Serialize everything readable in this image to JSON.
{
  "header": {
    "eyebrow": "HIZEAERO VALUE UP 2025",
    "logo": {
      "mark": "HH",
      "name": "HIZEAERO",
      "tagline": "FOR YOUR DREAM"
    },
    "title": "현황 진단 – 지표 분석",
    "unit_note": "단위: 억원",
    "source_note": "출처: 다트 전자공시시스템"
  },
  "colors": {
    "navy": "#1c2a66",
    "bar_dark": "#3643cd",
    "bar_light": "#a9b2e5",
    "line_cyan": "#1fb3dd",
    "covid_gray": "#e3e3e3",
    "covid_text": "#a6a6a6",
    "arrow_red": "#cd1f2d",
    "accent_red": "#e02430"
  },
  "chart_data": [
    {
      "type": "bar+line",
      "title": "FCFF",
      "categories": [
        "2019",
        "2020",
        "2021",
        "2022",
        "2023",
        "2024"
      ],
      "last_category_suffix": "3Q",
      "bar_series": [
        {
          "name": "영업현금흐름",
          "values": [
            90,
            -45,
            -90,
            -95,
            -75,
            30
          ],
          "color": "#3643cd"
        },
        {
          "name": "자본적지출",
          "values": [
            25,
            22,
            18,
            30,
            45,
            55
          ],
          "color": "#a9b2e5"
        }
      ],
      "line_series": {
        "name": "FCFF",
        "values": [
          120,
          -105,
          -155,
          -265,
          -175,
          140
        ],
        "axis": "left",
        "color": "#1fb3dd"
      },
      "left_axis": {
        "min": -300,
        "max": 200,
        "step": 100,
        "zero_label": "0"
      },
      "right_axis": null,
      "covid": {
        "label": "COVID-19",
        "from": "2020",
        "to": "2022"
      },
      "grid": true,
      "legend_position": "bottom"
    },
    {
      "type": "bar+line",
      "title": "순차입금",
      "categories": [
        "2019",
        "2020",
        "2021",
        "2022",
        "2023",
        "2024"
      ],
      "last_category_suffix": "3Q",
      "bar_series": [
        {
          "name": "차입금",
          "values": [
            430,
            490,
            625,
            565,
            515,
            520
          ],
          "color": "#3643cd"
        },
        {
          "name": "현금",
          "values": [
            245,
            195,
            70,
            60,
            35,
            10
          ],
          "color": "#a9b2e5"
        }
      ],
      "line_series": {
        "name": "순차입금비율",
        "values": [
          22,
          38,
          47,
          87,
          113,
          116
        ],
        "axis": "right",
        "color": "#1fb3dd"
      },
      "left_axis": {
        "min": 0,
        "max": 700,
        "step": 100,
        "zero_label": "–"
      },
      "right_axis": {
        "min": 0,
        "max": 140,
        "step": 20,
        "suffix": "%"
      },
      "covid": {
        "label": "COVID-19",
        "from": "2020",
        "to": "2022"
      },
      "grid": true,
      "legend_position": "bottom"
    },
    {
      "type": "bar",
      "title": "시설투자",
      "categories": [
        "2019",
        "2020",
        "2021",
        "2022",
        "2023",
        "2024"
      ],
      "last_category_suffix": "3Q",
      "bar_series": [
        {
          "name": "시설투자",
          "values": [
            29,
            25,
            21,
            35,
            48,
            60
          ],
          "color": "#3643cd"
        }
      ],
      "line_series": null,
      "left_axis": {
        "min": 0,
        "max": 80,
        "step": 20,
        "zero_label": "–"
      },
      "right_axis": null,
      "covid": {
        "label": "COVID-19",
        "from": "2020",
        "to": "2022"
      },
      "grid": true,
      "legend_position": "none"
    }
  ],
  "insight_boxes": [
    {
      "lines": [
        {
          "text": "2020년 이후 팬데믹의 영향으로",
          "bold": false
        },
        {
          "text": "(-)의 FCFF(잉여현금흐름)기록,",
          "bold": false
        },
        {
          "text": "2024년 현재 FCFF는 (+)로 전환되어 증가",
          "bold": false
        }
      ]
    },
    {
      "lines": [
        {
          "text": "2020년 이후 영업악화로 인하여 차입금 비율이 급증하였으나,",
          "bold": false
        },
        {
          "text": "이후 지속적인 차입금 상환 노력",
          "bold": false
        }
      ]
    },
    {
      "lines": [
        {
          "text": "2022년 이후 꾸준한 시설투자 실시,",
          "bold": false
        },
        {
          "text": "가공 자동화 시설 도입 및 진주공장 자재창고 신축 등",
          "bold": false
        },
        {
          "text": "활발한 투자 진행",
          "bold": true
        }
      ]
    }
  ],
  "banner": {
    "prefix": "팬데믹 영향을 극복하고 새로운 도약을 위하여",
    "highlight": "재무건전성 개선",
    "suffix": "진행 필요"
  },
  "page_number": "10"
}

▬▬▬▬▬▬▬▬▬▬

Pick out each line containing the string "HIZEAERO" and copy it.

• **Written answer**
    "eyebrow": "HIZEAERO VALUE UP 2025",
      "name": "HIZEAERO",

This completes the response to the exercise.